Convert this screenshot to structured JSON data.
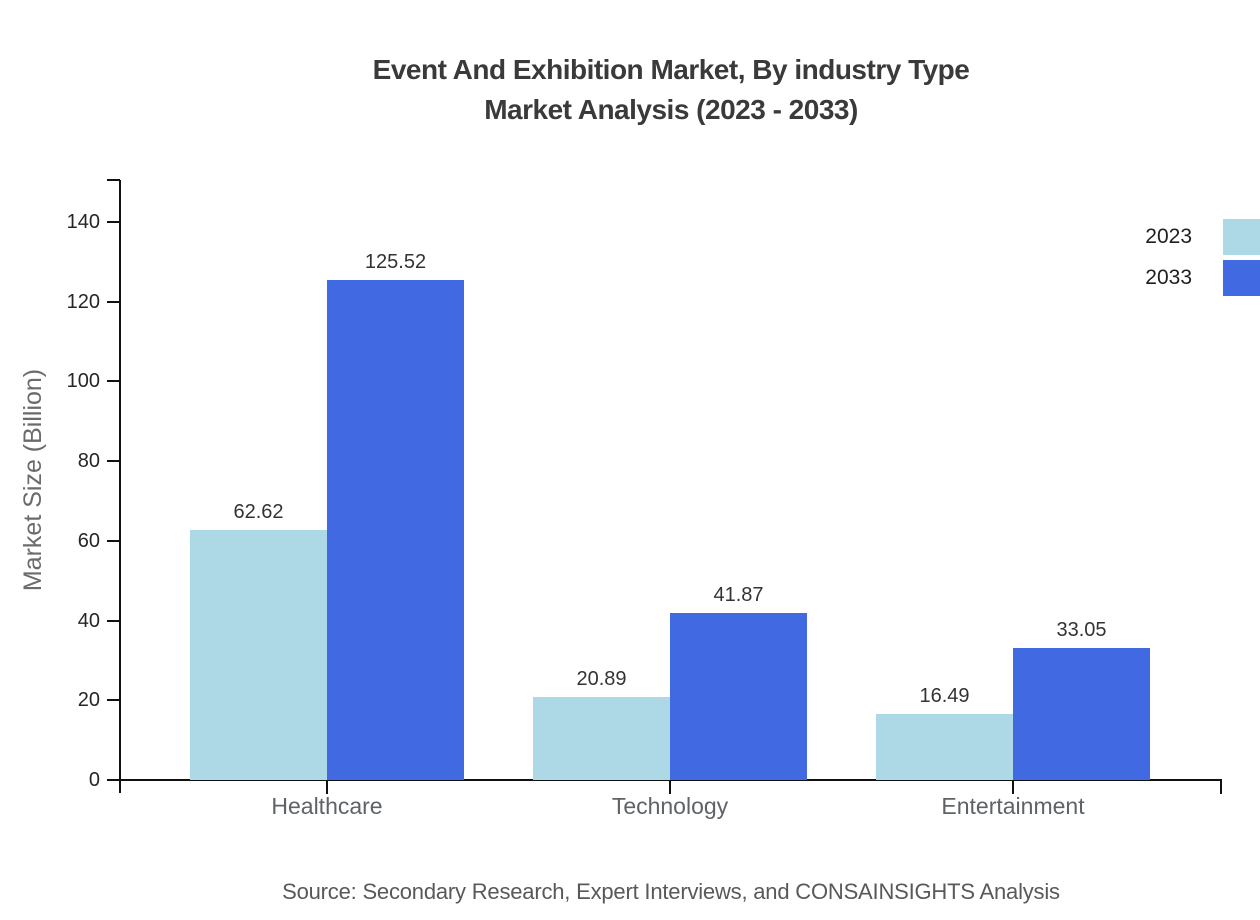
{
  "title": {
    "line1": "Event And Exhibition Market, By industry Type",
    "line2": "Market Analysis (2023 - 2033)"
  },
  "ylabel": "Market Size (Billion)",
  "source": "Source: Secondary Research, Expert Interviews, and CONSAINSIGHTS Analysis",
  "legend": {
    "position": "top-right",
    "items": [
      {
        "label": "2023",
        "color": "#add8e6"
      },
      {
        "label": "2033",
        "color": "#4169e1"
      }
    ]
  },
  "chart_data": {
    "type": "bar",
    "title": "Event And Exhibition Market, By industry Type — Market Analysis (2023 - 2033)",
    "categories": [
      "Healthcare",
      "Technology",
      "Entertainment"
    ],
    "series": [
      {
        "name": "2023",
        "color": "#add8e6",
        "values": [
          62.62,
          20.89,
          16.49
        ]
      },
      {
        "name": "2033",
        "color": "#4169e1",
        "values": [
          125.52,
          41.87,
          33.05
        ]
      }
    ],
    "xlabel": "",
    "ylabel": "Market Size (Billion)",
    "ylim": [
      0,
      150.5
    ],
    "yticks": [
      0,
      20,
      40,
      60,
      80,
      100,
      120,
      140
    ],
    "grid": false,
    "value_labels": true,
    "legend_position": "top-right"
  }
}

--

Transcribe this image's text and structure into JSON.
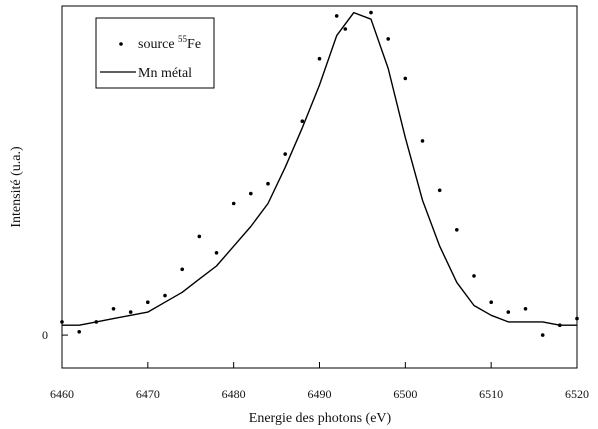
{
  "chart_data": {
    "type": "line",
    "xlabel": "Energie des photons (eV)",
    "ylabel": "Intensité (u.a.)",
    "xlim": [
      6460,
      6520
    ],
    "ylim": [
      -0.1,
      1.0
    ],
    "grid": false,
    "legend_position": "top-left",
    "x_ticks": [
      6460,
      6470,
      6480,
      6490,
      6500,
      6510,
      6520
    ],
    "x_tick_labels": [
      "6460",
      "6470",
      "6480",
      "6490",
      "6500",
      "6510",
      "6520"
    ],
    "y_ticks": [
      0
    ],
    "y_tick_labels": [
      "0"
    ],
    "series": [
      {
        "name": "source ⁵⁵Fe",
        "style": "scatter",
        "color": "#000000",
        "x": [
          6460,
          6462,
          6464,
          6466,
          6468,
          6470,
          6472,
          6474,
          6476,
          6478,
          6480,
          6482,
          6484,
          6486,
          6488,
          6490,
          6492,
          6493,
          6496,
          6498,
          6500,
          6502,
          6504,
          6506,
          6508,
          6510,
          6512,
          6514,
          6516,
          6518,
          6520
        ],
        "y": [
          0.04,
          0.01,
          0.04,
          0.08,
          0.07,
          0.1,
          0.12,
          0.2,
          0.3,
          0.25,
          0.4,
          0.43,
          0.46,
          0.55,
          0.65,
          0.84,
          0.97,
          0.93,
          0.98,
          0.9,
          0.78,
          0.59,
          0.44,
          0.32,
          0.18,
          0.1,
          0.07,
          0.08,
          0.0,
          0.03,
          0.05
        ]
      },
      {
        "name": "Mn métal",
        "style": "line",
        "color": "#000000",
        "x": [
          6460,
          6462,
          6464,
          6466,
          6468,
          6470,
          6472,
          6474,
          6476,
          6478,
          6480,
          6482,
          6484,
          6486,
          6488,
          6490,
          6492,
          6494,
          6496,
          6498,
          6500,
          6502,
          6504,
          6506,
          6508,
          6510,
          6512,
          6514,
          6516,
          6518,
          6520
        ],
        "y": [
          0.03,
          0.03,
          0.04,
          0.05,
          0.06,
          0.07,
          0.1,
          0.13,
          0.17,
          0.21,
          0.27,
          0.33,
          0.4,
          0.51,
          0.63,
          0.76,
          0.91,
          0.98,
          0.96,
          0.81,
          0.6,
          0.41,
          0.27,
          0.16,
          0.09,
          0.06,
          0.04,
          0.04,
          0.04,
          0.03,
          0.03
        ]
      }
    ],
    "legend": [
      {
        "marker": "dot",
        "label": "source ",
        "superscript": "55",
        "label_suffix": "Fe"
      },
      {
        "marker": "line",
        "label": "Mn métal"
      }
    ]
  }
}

WHAT IS EXPECTED → Search the records for the word "Analysis" and copy every line where it occurs.

FINAL RESULT →
    "line2": "Market Analysis (2023 - 2033)"
  "source": "Source: Secondary Research, Expert Interviews, and CONSAINSIGHTS Analysis",
    "title": "Event And Exhibition Market, By industry Type — Market Analysis (2023 - 2033)",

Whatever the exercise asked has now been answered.